• Task prompt:
Write out every line of the entries below, unchanged.

(Region and label listings)
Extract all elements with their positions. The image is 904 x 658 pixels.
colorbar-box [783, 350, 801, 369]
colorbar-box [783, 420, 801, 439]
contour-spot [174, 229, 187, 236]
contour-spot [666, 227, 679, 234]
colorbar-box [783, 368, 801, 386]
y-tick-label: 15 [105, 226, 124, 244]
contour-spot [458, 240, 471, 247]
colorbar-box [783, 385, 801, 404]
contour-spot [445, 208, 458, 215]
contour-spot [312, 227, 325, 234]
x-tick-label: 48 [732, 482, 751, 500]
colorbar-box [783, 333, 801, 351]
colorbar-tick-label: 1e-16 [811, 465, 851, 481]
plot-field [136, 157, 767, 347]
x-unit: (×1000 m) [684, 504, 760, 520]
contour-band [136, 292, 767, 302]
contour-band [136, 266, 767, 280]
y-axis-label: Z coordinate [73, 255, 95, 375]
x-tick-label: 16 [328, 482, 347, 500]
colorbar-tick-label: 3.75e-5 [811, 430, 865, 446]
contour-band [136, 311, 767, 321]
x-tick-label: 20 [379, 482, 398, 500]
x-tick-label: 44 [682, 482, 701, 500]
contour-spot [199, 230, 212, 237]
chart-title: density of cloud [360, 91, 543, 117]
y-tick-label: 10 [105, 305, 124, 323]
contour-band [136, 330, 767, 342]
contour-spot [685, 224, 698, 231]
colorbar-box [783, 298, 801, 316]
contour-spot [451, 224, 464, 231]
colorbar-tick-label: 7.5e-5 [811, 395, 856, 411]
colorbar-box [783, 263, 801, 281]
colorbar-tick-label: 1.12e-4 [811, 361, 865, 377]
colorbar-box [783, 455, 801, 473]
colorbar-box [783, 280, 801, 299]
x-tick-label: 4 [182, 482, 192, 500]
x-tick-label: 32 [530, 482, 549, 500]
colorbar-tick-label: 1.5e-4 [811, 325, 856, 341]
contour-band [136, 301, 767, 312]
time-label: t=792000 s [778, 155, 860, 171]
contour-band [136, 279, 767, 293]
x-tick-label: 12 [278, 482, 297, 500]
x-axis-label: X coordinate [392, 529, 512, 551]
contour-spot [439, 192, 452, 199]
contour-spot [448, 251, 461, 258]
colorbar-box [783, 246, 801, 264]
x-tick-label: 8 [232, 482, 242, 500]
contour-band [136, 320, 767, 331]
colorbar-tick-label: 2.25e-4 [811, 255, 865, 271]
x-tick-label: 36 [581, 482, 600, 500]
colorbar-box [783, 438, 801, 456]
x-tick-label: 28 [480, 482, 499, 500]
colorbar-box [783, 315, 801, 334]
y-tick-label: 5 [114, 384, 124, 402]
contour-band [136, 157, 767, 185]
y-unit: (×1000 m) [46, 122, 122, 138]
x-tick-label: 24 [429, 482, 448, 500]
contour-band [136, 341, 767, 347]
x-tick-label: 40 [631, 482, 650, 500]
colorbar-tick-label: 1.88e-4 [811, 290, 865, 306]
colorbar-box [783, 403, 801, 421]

• Worked answer:
Extract all elements with their positions. The image is 904 x 658 pixels.
colorbar-box [783, 350, 801, 369]
colorbar-box [783, 420, 801, 439]
contour-spot [174, 229, 187, 236]
contour-spot [666, 227, 679, 234]
colorbar-box [783, 368, 801, 386]
y-tick-label: 15 [105, 226, 124, 244]
contour-spot [458, 240, 471, 247]
colorbar-box [783, 385, 801, 404]
contour-spot [445, 208, 458, 215]
contour-spot [312, 227, 325, 234]
x-tick-label: 48 [732, 482, 751, 500]
colorbar-box [783, 333, 801, 351]
colorbar-tick-label: 1e-16 [811, 465, 851, 481]
plot-field [136, 157, 767, 347]
x-unit: (×1000 m) [684, 504, 760, 520]
contour-band [136, 292, 767, 302]
contour-band [136, 266, 767, 280]
y-axis-label: Z coordinate [73, 255, 95, 375]
x-tick-label: 16 [328, 482, 347, 500]
colorbar-tick-label: 3.75e-5 [811, 430, 865, 446]
contour-band [136, 311, 767, 321]
x-tick-label: 20 [379, 482, 398, 500]
x-tick-label: 44 [682, 482, 701, 500]
contour-spot [199, 230, 212, 237]
chart-title: density of cloud [360, 91, 543, 117]
y-tick-label: 10 [105, 305, 124, 323]
contour-band [136, 330, 767, 342]
contour-spot [685, 224, 698, 231]
colorbar-box [783, 298, 801, 316]
contour-spot [451, 224, 464, 231]
colorbar-tick-label: 7.5e-5 [811, 395, 856, 411]
colorbar-box [783, 263, 801, 281]
colorbar-tick-label: 1.12e-4 [811, 361, 865, 377]
colorbar-box [783, 455, 801, 473]
colorbar-box [783, 280, 801, 299]
x-tick-label: 4 [182, 482, 192, 500]
x-tick-label: 32 [530, 482, 549, 500]
colorbar-tick-label: 1.5e-4 [811, 325, 856, 341]
contour-band [136, 301, 767, 312]
time-label: t=792000 s [778, 155, 860, 171]
contour-band [136, 279, 767, 293]
x-tick-label: 12 [278, 482, 297, 500]
x-axis-label: X coordinate [392, 529, 512, 551]
contour-spot [439, 192, 452, 199]
contour-spot [448, 251, 461, 258]
colorbar-box [783, 246, 801, 264]
x-tick-label: 8 [232, 482, 242, 500]
contour-band [136, 320, 767, 331]
colorbar-tick-label: 2.25e-4 [811, 255, 865, 271]
x-tick-label: 36 [581, 482, 600, 500]
colorbar-box [783, 438, 801, 456]
x-tick-label: 28 [480, 482, 499, 500]
colorbar-box [783, 315, 801, 334]
y-tick-label: 5 [114, 384, 124, 402]
contour-band [136, 157, 767, 185]
y-unit: (×1000 m) [46, 122, 122, 138]
x-tick-label: 24 [429, 482, 448, 500]
contour-band [136, 341, 767, 347]
x-tick-label: 40 [631, 482, 650, 500]
colorbar-tick-label: 1.88e-4 [811, 290, 865, 306]
colorbar-box [783, 403, 801, 421]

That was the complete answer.